List all lines of the data that include the string "Chinese".

> **Material**:
---*---
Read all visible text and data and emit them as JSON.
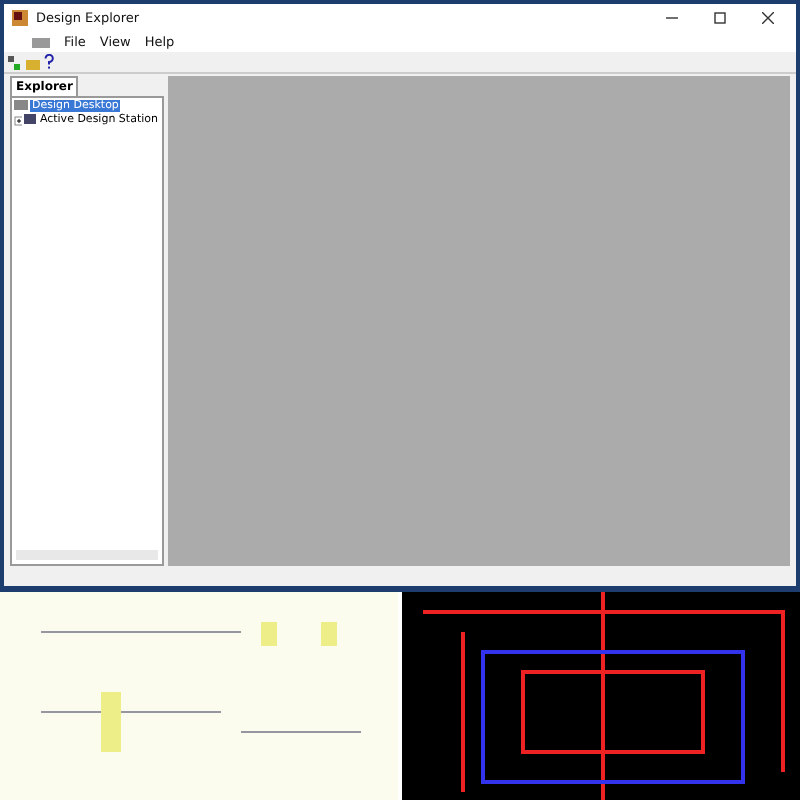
{
  "window": {
    "title": "Design Explorer"
  },
  "menu": [
    "File",
    "View",
    "Help"
  ],
  "panel_tabs": [
    {
      "label": "Explorer",
      "selected": true
    }
  ],
  "tree": [
    {
      "label": "Design Desktop",
      "selected": true,
      "leaf": true
    },
    {
      "label": "Active Design Station",
      "selected": false,
      "expanded": false
    }
  ]
}
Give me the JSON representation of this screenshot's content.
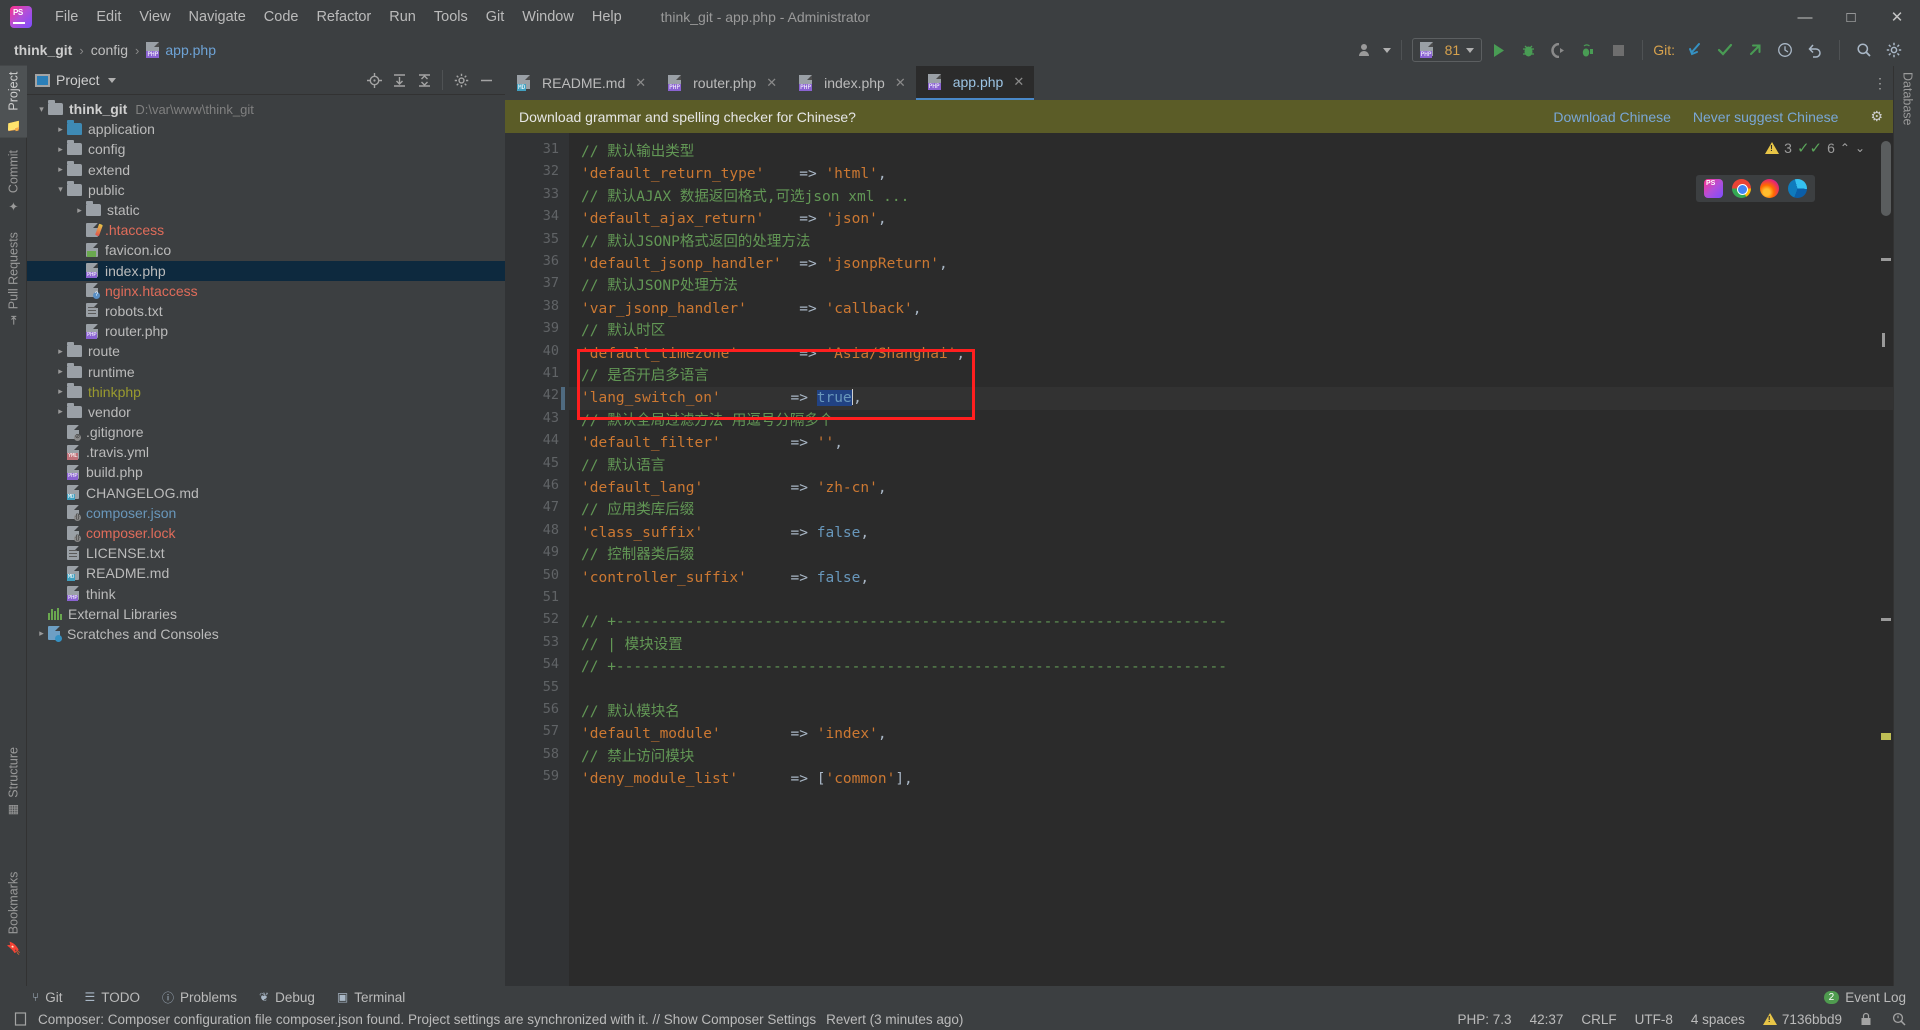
{
  "window": {
    "title": "think_git - app.php - Administrator",
    "controls": {
      "minimize": "—",
      "maximize": "□",
      "close": "✕"
    }
  },
  "menubar": {
    "items": [
      "File",
      "Edit",
      "View",
      "Navigate",
      "Code",
      "Refactor",
      "Run",
      "Tools",
      "Git",
      "Window",
      "Help"
    ]
  },
  "breadcrumb": {
    "project": "think_git",
    "folder": "config",
    "file": "app.php",
    "separator": "›"
  },
  "toolbar": {
    "run_config_label": "81",
    "git_label": "Git:",
    "icons": [
      "user-avatar-icon",
      "php-interpreter-icon",
      "run-icon",
      "debug-icon",
      "run-with-coverage-icon",
      "profile-icon",
      "stop-icon",
      "git-update-icon",
      "git-commit-icon",
      "git-push-icon",
      "history-icon",
      "rollback-icon",
      "search-everywhere-icon",
      "settings-icon"
    ]
  },
  "left_toolwindows": [
    {
      "label": "Project",
      "icon": "folder-icon",
      "active": true
    },
    {
      "label": "Commit",
      "icon": "commit-icon",
      "active": false
    },
    {
      "label": "Pull Requests",
      "icon": "pull-request-icon",
      "active": false
    },
    {
      "label": "Structure",
      "icon": "structure-icon",
      "active": false
    },
    {
      "label": "Bookmarks",
      "icon": "bookmark-icon",
      "active": false
    }
  ],
  "right_toolwindows": [
    {
      "label": "Database",
      "icon": "database-icon"
    }
  ],
  "project_panel": {
    "title": "Project",
    "header_icons": [
      "locate-icon",
      "expand-all-icon",
      "collapse-all-icon",
      "gear-icon",
      "hide-icon"
    ],
    "tree": [
      {
        "depth": 0,
        "arrow": "down",
        "icon": "folder",
        "label": "think_git",
        "bold": true,
        "path": "D:\\var\\www\\think_git",
        "color": ""
      },
      {
        "depth": 1,
        "arrow": "right",
        "icon": "folder-blue",
        "label": "application",
        "color": ""
      },
      {
        "depth": 1,
        "arrow": "right",
        "icon": "folder",
        "label": "config",
        "color": ""
      },
      {
        "depth": 1,
        "arrow": "right",
        "icon": "folder",
        "label": "extend",
        "color": ""
      },
      {
        "depth": 1,
        "arrow": "down",
        "icon": "folder",
        "label": "public",
        "color": ""
      },
      {
        "depth": 2,
        "arrow": "right",
        "icon": "folder",
        "label": "static",
        "color": ""
      },
      {
        "depth": 2,
        "arrow": "",
        "icon": "file-htaccess",
        "label": ".htaccess",
        "color": "orange"
      },
      {
        "depth": 2,
        "arrow": "",
        "icon": "file-image",
        "label": "favicon.ico",
        "color": ""
      },
      {
        "depth": 2,
        "arrow": "",
        "icon": "file-php",
        "label": "index.php",
        "color": "",
        "selected": true
      },
      {
        "depth": 2,
        "arrow": "",
        "icon": "file-unknown",
        "label": "nginx.htaccess",
        "color": "orange"
      },
      {
        "depth": 2,
        "arrow": "",
        "icon": "file-txt",
        "label": "robots.txt",
        "color": ""
      },
      {
        "depth": 2,
        "arrow": "",
        "icon": "file-php",
        "label": "router.php",
        "color": ""
      },
      {
        "depth": 1,
        "arrow": "right",
        "icon": "folder",
        "label": "route",
        "color": ""
      },
      {
        "depth": 1,
        "arrow": "right",
        "icon": "folder",
        "label": "runtime",
        "color": ""
      },
      {
        "depth": 1,
        "arrow": "right",
        "icon": "folder",
        "label": "thinkphp",
        "color": "olive"
      },
      {
        "depth": 1,
        "arrow": "right",
        "icon": "folder",
        "label": "vendor",
        "color": ""
      },
      {
        "depth": 1,
        "arrow": "",
        "icon": "file-ignore",
        "label": ".gitignore",
        "color": ""
      },
      {
        "depth": 1,
        "arrow": "",
        "icon": "file-yml",
        "label": ".travis.yml",
        "color": ""
      },
      {
        "depth": 1,
        "arrow": "",
        "icon": "file-php",
        "label": "build.php",
        "color": ""
      },
      {
        "depth": 1,
        "arrow": "",
        "icon": "file-md",
        "label": "CHANGELOG.md",
        "color": ""
      },
      {
        "depth": 1,
        "arrow": "",
        "icon": "file-json",
        "label": "composer.json",
        "color": "blue"
      },
      {
        "depth": 1,
        "arrow": "",
        "icon": "file-json",
        "label": "composer.lock",
        "color": "orange"
      },
      {
        "depth": 1,
        "arrow": "",
        "icon": "file-txt",
        "label": "LICENSE.txt",
        "color": ""
      },
      {
        "depth": 1,
        "arrow": "",
        "icon": "file-md",
        "label": "README.md",
        "color": ""
      },
      {
        "depth": 1,
        "arrow": "",
        "icon": "file-php",
        "label": "think",
        "color": ""
      },
      {
        "depth": 0,
        "arrow": "",
        "icon": "ext-libs",
        "label": "External Libraries",
        "color": ""
      },
      {
        "depth": 0,
        "arrow": "right",
        "icon": "scratches",
        "label": "Scratches and Consoles",
        "color": ""
      }
    ]
  },
  "editor": {
    "tabs": [
      {
        "label": "README.md",
        "icon": "md-file-icon",
        "active": false
      },
      {
        "label": "router.php",
        "icon": "php-file-icon",
        "active": false
      },
      {
        "label": "index.php",
        "icon": "php-file-icon",
        "active": false
      },
      {
        "label": "app.php",
        "icon": "php-file-icon",
        "active": true
      }
    ],
    "close_glyph": "✕",
    "inspection": {
      "warning_count": "3",
      "check_count": "6",
      "up": "⌃",
      "down": "⌄"
    },
    "browser_popup": [
      "phpstorm-icon",
      "chrome-icon",
      "firefox-icon",
      "edge-icon"
    ],
    "banner": {
      "message": "Download grammar and spelling checker for Chinese?",
      "action_primary": "Download Chinese",
      "action_secondary": "Never suggest Chinese",
      "gear_icon": "gear-icon"
    },
    "first_line_number": 31,
    "caret_line_number": 42,
    "lines": [
      {
        "n": 31,
        "tokens": [
          {
            "t": "com",
            "v": "// 默认输出类型"
          }
        ]
      },
      {
        "n": 32,
        "tokens": [
          {
            "t": "str",
            "v": "'default_return_type'"
          },
          {
            "t": "plain",
            "v": "    "
          },
          {
            "t": "op",
            "v": "=>"
          },
          {
            "t": "plain",
            "v": " "
          },
          {
            "t": "str",
            "v": "'html'"
          },
          {
            "t": "op",
            "v": ","
          }
        ]
      },
      {
        "n": 33,
        "tokens": [
          {
            "t": "com",
            "v": "// 默认AJAX 数据返回格式,可选json xml ..."
          }
        ]
      },
      {
        "n": 34,
        "tokens": [
          {
            "t": "str",
            "v": "'default_ajax_return'"
          },
          {
            "t": "plain",
            "v": "    "
          },
          {
            "t": "op",
            "v": "=>"
          },
          {
            "t": "plain",
            "v": " "
          },
          {
            "t": "str",
            "v": "'json'"
          },
          {
            "t": "op",
            "v": ","
          }
        ]
      },
      {
        "n": 35,
        "tokens": [
          {
            "t": "com",
            "v": "// 默认JSONP格式返回的处理方法"
          }
        ]
      },
      {
        "n": 36,
        "tokens": [
          {
            "t": "str",
            "v": "'default_jsonp_handler'"
          },
          {
            "t": "plain",
            "v": "  "
          },
          {
            "t": "op",
            "v": "=>"
          },
          {
            "t": "plain",
            "v": " "
          },
          {
            "t": "str",
            "v": "'jsonpReturn'"
          },
          {
            "t": "op",
            "v": ","
          }
        ]
      },
      {
        "n": 37,
        "tokens": [
          {
            "t": "com",
            "v": "// 默认JSONP处理方法"
          }
        ]
      },
      {
        "n": 38,
        "tokens": [
          {
            "t": "str",
            "v": "'var_jsonp_handler'"
          },
          {
            "t": "plain",
            "v": "      "
          },
          {
            "t": "op",
            "v": "=>"
          },
          {
            "t": "plain",
            "v": " "
          },
          {
            "t": "str",
            "v": "'callback'"
          },
          {
            "t": "op",
            "v": ","
          }
        ]
      },
      {
        "n": 39,
        "tokens": [
          {
            "t": "com",
            "v": "// 默认时区"
          }
        ]
      },
      {
        "n": 40,
        "tokens": [
          {
            "t": "str",
            "v": "'default_timezone'"
          },
          {
            "t": "plain",
            "v": "       "
          },
          {
            "t": "op",
            "v": "=>"
          },
          {
            "t": "plain",
            "v": " "
          },
          {
            "t": "str",
            "v": "'Asia/Shanghai'"
          },
          {
            "t": "op",
            "v": ","
          }
        ]
      },
      {
        "n": 41,
        "tokens": [
          {
            "t": "com",
            "v": "// 是否开启多语言"
          }
        ]
      },
      {
        "n": 42,
        "tokens": [
          {
            "t": "str",
            "v": "'lang_switch_on'"
          },
          {
            "t": "plain",
            "v": "        "
          },
          {
            "t": "op",
            "v": "=>"
          },
          {
            "t": "plain",
            "v": " "
          },
          {
            "t": "sel-bool",
            "v": "true"
          },
          {
            "t": "op",
            "v": ","
          }
        ]
      },
      {
        "n": 43,
        "tokens": [
          {
            "t": "com",
            "v": "// 默认全局过滤方法 用逗号分隔多个"
          }
        ]
      },
      {
        "n": 44,
        "tokens": [
          {
            "t": "str",
            "v": "'default_filter'"
          },
          {
            "t": "plain",
            "v": "        "
          },
          {
            "t": "op",
            "v": "=>"
          },
          {
            "t": "plain",
            "v": " "
          },
          {
            "t": "str",
            "v": "''"
          },
          {
            "t": "op",
            "v": ","
          }
        ]
      },
      {
        "n": 45,
        "tokens": [
          {
            "t": "com",
            "v": "// 默认语言"
          }
        ]
      },
      {
        "n": 46,
        "tokens": [
          {
            "t": "str",
            "v": "'default_lang'"
          },
          {
            "t": "plain",
            "v": "          "
          },
          {
            "t": "op",
            "v": "=>"
          },
          {
            "t": "plain",
            "v": " "
          },
          {
            "t": "str",
            "v": "'zh-cn'"
          },
          {
            "t": "op",
            "v": ","
          }
        ]
      },
      {
        "n": 47,
        "tokens": [
          {
            "t": "com",
            "v": "// 应用类库后缀"
          }
        ]
      },
      {
        "n": 48,
        "tokens": [
          {
            "t": "str",
            "v": "'class_suffix'"
          },
          {
            "t": "plain",
            "v": "          "
          },
          {
            "t": "op",
            "v": "=>"
          },
          {
            "t": "plain",
            "v": " "
          },
          {
            "t": "bool",
            "v": "false"
          },
          {
            "t": "op",
            "v": ","
          }
        ]
      },
      {
        "n": 49,
        "tokens": [
          {
            "t": "com",
            "v": "// 控制器类后缀"
          }
        ]
      },
      {
        "n": 50,
        "tokens": [
          {
            "t": "str",
            "v": "'controller_suffix'"
          },
          {
            "t": "plain",
            "v": "     "
          },
          {
            "t": "op",
            "v": "=>"
          },
          {
            "t": "plain",
            "v": " "
          },
          {
            "t": "bool",
            "v": "false"
          },
          {
            "t": "op",
            "v": ","
          }
        ]
      },
      {
        "n": 51,
        "tokens": []
      },
      {
        "n": 52,
        "tokens": [
          {
            "t": "com",
            "v": "// +----------------------------------------------------------------------"
          }
        ]
      },
      {
        "n": 53,
        "tokens": [
          {
            "t": "com",
            "v": "// | 模块设置"
          }
        ]
      },
      {
        "n": 54,
        "tokens": [
          {
            "t": "com",
            "v": "// +----------------------------------------------------------------------"
          }
        ]
      },
      {
        "n": 55,
        "tokens": []
      },
      {
        "n": 56,
        "tokens": [
          {
            "t": "com",
            "v": "// 默认模块名"
          }
        ]
      },
      {
        "n": 57,
        "tokens": [
          {
            "t": "str",
            "v": "'default_module'"
          },
          {
            "t": "plain",
            "v": "        "
          },
          {
            "t": "op",
            "v": "=>"
          },
          {
            "t": "plain",
            "v": " "
          },
          {
            "t": "str",
            "v": "'index'"
          },
          {
            "t": "op",
            "v": ","
          }
        ]
      },
      {
        "n": 58,
        "tokens": [
          {
            "t": "com",
            "v": "// 禁止访问模块"
          }
        ]
      },
      {
        "n": 59,
        "tokens": [
          {
            "t": "str",
            "v": "'deny_module_list'"
          },
          {
            "t": "plain",
            "v": "      "
          },
          {
            "t": "op",
            "v": "=>"
          },
          {
            "t": "plain",
            "v": " "
          },
          {
            "t": "op",
            "v": "["
          },
          {
            "t": "str",
            "v": "'common'"
          },
          {
            "t": "op",
            "v": "],"
          }
        ]
      }
    ],
    "annotation": {
      "type": "red-rectangle",
      "from_line": 40,
      "to_line": 43,
      "color": "#ff1f1f"
    }
  },
  "bottom_toolwindows": {
    "items": [
      {
        "label": "Git",
        "icon": "git-branch-icon"
      },
      {
        "label": "TODO",
        "icon": "todo-list-icon"
      },
      {
        "label": "Problems",
        "icon": "problems-icon"
      },
      {
        "label": "Debug",
        "icon": "debug-bug-icon"
      },
      {
        "label": "Terminal",
        "icon": "terminal-icon"
      }
    ],
    "event_log": {
      "label": "Event Log",
      "count": "2"
    }
  },
  "statusbar": {
    "message": "Composer: Composer configuration file composer.json found. Project settings are synchronized with it. // Show Composer Settings",
    "revert": "Revert (3 minutes ago)",
    "message_icon": "notification-icon",
    "right": {
      "php_version": "PHP: 7.3",
      "caret_position": "42:37",
      "line_separator": "CRLF",
      "encoding": "UTF-8",
      "indent": "4 spaces",
      "git_branch": "7136bbd9",
      "lock_icon": "lock-icon",
      "inspection_icon": "inspection-icon",
      "warning_icon": "warning-icon"
    }
  }
}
---*---
> **Task answer**:
      "message": "Download grammar and spelling checker for Chinese?",
      "action_primary": "Download Chinese",
      "action_secondary": "Never suggest Chinese",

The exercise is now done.